Entries from a dataset:
>> Start

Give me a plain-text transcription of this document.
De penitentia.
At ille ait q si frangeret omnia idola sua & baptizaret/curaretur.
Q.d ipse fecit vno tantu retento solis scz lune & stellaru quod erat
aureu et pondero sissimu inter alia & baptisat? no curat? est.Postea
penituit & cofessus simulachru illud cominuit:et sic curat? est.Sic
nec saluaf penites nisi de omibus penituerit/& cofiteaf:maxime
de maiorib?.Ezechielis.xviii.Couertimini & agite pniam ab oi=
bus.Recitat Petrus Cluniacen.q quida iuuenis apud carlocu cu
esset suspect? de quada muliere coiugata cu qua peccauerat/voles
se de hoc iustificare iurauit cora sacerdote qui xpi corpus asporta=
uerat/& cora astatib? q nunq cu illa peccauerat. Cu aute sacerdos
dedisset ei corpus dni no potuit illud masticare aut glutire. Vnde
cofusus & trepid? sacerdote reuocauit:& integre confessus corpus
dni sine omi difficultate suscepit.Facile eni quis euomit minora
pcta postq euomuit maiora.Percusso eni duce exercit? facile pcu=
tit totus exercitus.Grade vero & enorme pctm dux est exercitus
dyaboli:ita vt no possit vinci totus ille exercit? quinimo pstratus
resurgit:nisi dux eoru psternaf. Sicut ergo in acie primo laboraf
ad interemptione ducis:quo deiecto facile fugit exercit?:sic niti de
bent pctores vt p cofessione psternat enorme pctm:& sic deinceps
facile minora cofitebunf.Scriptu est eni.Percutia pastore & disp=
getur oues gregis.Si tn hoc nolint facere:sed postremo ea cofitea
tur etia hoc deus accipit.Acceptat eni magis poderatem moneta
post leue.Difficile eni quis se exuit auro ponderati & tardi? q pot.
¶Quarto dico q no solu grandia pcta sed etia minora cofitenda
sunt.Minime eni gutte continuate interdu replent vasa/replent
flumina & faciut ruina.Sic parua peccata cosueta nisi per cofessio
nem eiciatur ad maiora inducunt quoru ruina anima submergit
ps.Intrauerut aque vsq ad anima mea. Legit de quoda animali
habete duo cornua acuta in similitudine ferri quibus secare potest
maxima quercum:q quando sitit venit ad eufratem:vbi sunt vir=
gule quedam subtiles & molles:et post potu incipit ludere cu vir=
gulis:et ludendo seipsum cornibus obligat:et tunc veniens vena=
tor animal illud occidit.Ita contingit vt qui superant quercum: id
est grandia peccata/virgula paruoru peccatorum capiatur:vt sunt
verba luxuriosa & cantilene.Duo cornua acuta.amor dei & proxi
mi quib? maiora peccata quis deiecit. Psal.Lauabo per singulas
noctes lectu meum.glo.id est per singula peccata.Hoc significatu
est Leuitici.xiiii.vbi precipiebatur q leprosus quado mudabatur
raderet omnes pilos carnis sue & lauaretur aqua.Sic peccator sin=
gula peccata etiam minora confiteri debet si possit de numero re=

>> End

Only the number is wanted: how many lines in the data include the string "sunt"?

3